Structured figure records:
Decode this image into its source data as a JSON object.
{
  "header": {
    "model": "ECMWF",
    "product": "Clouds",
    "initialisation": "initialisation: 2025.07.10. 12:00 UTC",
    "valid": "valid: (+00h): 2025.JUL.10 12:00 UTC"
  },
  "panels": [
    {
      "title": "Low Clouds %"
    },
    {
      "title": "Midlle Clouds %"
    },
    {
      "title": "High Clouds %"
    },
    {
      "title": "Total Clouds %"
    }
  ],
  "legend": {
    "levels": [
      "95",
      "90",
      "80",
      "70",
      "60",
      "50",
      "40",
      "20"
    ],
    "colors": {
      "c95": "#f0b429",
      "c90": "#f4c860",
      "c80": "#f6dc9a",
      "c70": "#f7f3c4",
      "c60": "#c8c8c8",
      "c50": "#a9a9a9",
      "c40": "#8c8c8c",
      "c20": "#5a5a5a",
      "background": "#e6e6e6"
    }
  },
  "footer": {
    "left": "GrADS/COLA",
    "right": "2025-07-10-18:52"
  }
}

> [JOB]:
Report each line in the data that holds the word "Clouds".

> [SOLUTION]:
    "product": "Clouds",
      "title": "Low Clouds %"
      "title": "Midlle Clouds %"
      "title": "High Clouds %"
      "title": "Total Clouds %"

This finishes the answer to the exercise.